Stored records
====

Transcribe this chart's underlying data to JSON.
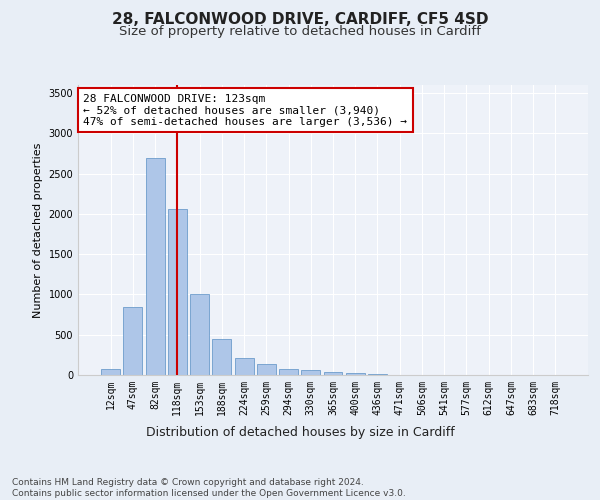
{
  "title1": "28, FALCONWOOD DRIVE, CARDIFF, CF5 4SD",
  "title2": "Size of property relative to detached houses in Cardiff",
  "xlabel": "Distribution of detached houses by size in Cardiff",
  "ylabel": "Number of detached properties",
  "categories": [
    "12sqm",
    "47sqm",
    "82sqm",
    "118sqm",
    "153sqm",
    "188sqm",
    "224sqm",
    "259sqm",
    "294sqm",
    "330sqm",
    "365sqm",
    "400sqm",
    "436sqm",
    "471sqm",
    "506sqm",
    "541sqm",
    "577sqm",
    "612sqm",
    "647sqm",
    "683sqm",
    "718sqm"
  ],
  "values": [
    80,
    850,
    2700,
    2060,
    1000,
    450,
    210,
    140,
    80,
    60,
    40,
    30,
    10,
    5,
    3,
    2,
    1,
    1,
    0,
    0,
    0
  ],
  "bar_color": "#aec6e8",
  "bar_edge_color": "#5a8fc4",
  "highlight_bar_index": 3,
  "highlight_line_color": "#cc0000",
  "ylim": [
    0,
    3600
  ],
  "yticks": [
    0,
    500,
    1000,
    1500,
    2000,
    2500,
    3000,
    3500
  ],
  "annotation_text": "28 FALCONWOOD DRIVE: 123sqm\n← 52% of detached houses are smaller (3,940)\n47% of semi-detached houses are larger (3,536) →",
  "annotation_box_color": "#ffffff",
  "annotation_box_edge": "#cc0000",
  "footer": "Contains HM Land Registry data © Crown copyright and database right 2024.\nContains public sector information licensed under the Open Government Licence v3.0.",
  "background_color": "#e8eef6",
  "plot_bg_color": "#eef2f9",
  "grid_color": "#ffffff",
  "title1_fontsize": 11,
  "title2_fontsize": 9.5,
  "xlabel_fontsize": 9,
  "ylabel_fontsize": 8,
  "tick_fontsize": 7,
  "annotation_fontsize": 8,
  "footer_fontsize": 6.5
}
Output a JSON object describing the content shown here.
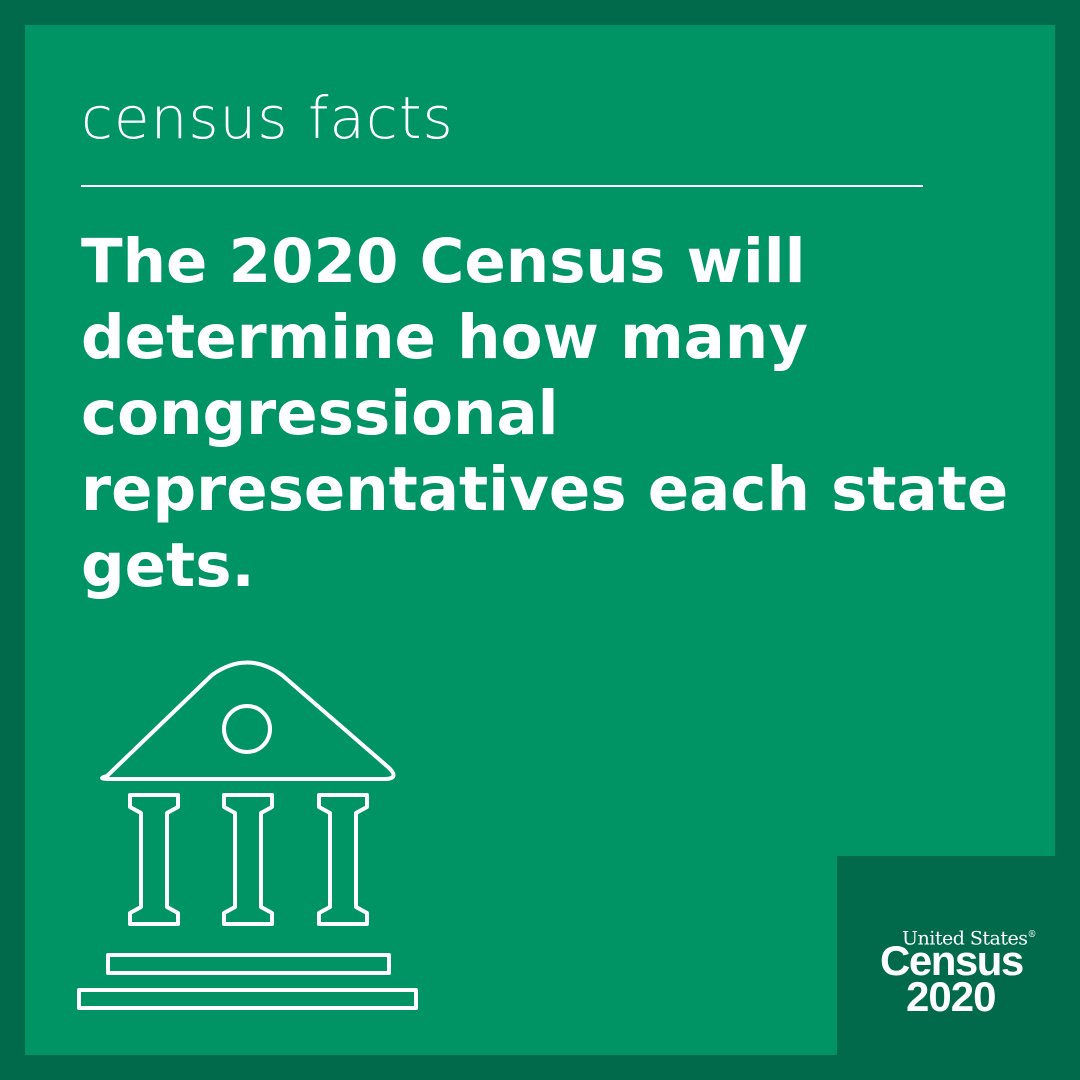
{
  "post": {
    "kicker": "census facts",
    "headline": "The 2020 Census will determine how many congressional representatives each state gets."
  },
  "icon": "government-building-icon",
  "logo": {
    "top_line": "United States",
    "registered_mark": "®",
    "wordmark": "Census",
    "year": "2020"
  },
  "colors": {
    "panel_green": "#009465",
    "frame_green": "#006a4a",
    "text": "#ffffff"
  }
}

====

# Requirements:
In the copy, include all records verbatim but no images.

# Answer for the task:
Transcribe this chart's underlying data to JSON.
{
  "title1": "28, FALCONWOOD DRIVE, CARDIFF, CF5 4SD",
  "title2": "Size of property relative to detached houses in Cardiff",
  "xlabel": "Distribution of detached houses by size in Cardiff",
  "ylabel": "Number of detached properties",
  "categories": [
    "12sqm",
    "47sqm",
    "82sqm",
    "118sqm",
    "153sqm",
    "188sqm",
    "224sqm",
    "259sqm",
    "294sqm",
    "330sqm",
    "365sqm",
    "400sqm",
    "436sqm",
    "471sqm",
    "506sqm",
    "541sqm",
    "577sqm",
    "612sqm",
    "647sqm",
    "683sqm",
    "718sqm"
  ],
  "values": [
    80,
    850,
    2700,
    2060,
    1000,
    450,
    210,
    140,
    80,
    60,
    40,
    30,
    10,
    5,
    3,
    2,
    1,
    1,
    0,
    0,
    0
  ],
  "bar_color": "#aec6e8",
  "bar_edge_color": "#5a8fc4",
  "highlight_bar_index": 3,
  "highlight_line_color": "#cc0000",
  "ylim": [
    0,
    3600
  ],
  "yticks": [
    0,
    500,
    1000,
    1500,
    2000,
    2500,
    3000,
    3500
  ],
  "annotation_text": "28 FALCONWOOD DRIVE: 123sqm\n← 52% of detached houses are smaller (3,940)\n47% of semi-detached houses are larger (3,536) →",
  "annotation_box_color": "#ffffff",
  "annotation_box_edge": "#cc0000",
  "footer": "Contains HM Land Registry data © Crown copyright and database right 2024.\nContains public sector information licensed under the Open Government Licence v3.0.",
  "background_color": "#e8eef6",
  "plot_bg_color": "#eef2f9",
  "grid_color": "#ffffff",
  "title1_fontsize": 11,
  "title2_fontsize": 9.5,
  "xlabel_fontsize": 9,
  "ylabel_fontsize": 8,
  "tick_fontsize": 7,
  "annotation_fontsize": 8,
  "footer_fontsize": 6.5
}
Output a JSON object describing the content shown here.
{
  "post": {
    "kicker": "census facts",
    "headline": "The 2020 Census will determine how many congressional representatives each state gets."
  },
  "icon": "government-building-icon",
  "logo": {
    "top_line": "United States",
    "registered_mark": "®",
    "wordmark": "Census",
    "year": "2020"
  },
  "colors": {
    "panel_green": "#009465",
    "frame_green": "#006a4a",
    "text": "#ffffff"
  }
}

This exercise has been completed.